--- START ---

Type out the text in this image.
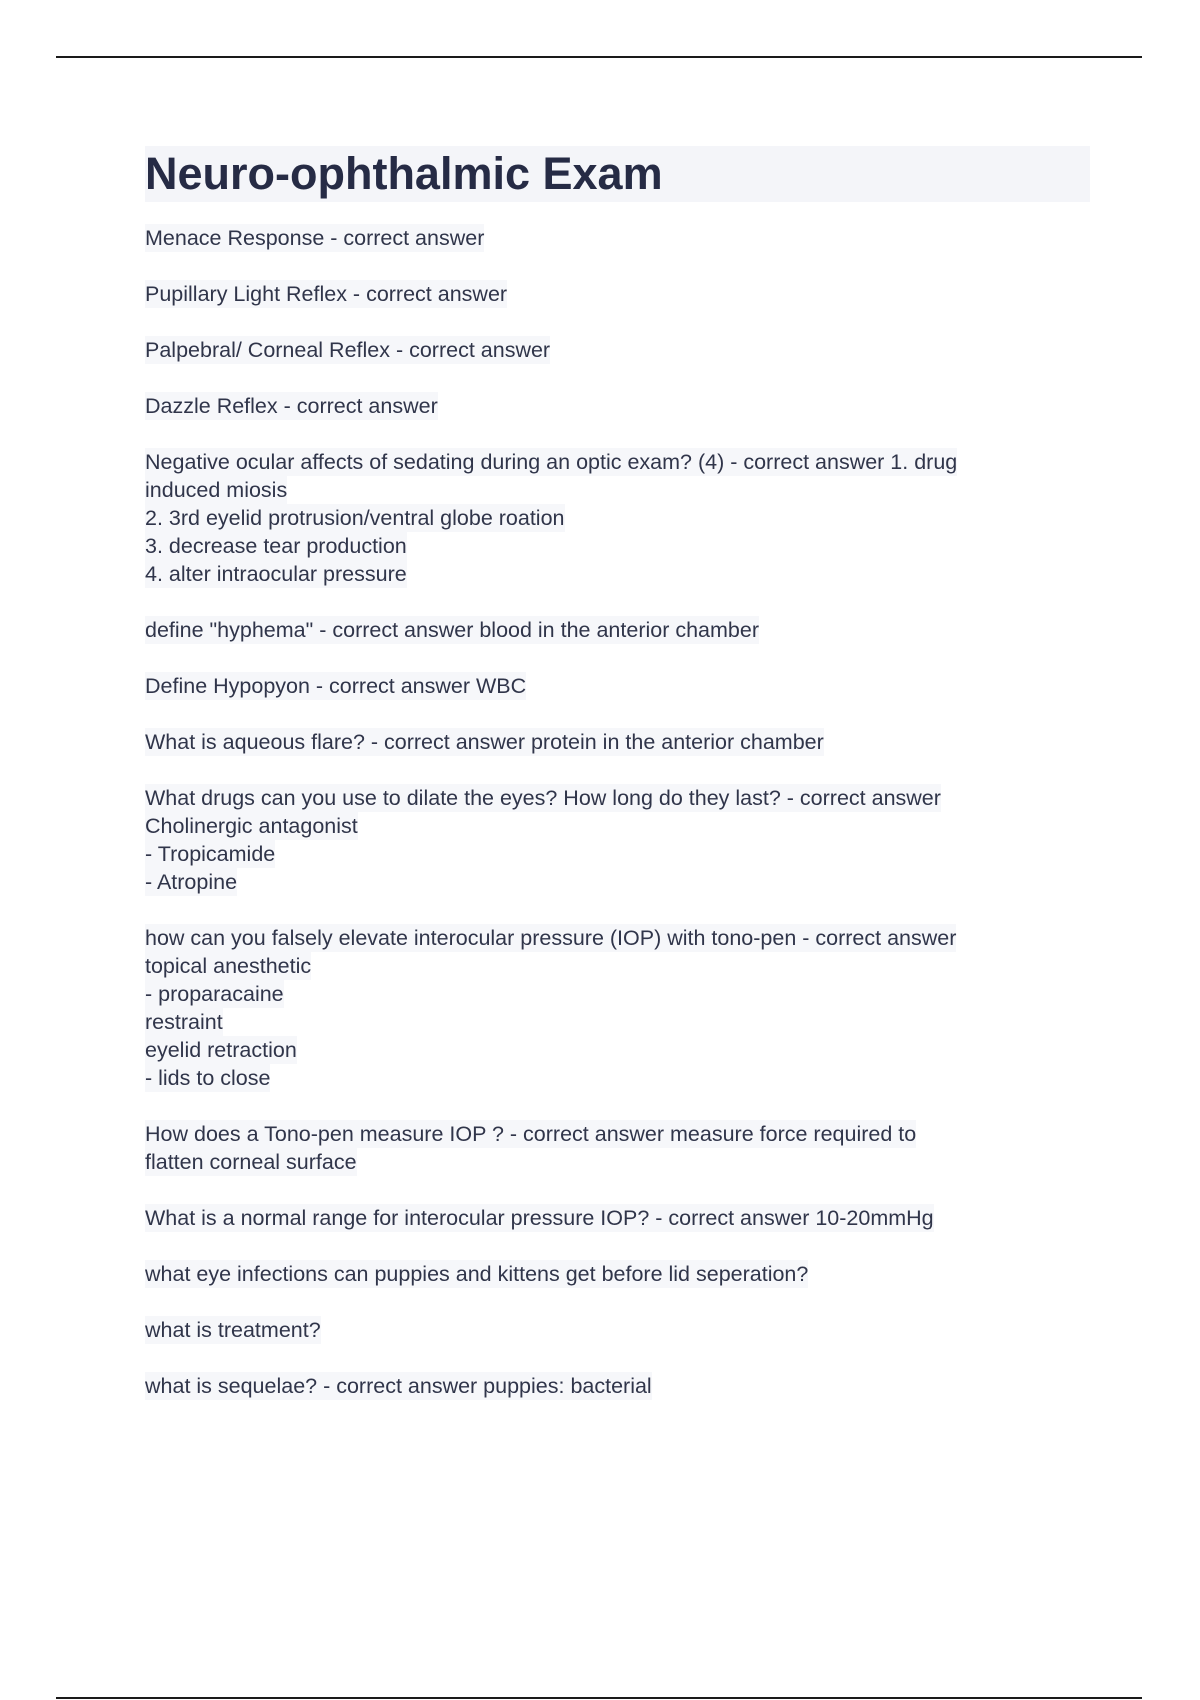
Neuro-ophthalmic Exam
Menace Response - correct answer
Pupillary Light Reflex - correct answer
Palpebral/ Corneal Reflex - correct answer
Dazzle Reflex - correct answer
Negative ocular affects of sedating during an optic exam? (4) - correct answer 1. drug
induced miosis
2. 3rd eyelid protrusion/ventral globe roation
3. decrease tear production
4. alter intraocular pressure
define "hyphema" - correct answer blood in the anterior chamber
Define Hypopyon - correct answer WBC
What is aqueous flare? - correct answer protein in the anterior chamber
What drugs can you use to dilate the eyes? How long do they last? - correct answer
Cholinergic antagonist
- Tropicamide
- Atropine
how can you falsely elevate interocular pressure (IOP) with tono-pen - correct answer
topical anesthetic
- proparacaine
restraint
eyelid retraction
- lids to close
How does a Tono-pen measure IOP ? - correct answer measure force required to
flatten corneal surface
What is a normal range for interocular pressure IOP? - correct answer 10-20mmHg
what eye infections can puppies and kittens get before lid seperation?
what is treatment?
what is sequelae? - correct answer puppies: bacterial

--- END ---

Pictures must not appear in the copy, and every record must be restated word for word.

Written solution ▸
Type out the text in this image.
Neuro-ophthalmic Exam
Menace Response - correct answer
Pupillary Light Reflex - correct answer
Palpebral/ Corneal Reflex - correct answer
Dazzle Reflex - correct answer
Negative ocular affects of sedating during an optic exam? (4) - correct answer 1. drug
induced miosis
2. 3rd eyelid protrusion/ventral globe roation
3. decrease tear production
4. alter intraocular pressure
define "hyphema" - correct answer blood in the anterior chamber
Define Hypopyon - correct answer WBC
What is aqueous flare? - correct answer protein in the anterior chamber
What drugs can you use to dilate the eyes? How long do they last? - correct answer
Cholinergic antagonist
- Tropicamide
- Atropine
how can you falsely elevate interocular pressure (IOP) with tono-pen - correct answer
topical anesthetic
- proparacaine
restraint
eyelid retraction
- lids to close
How does a Tono-pen measure IOP ? - correct answer measure force required to
flatten corneal surface
What is a normal range for interocular pressure IOP? - correct answer 10-20mmHg
what eye infections can puppies and kittens get before lid seperation?
what is treatment?
what is sequelae? - correct answer puppies: bacterial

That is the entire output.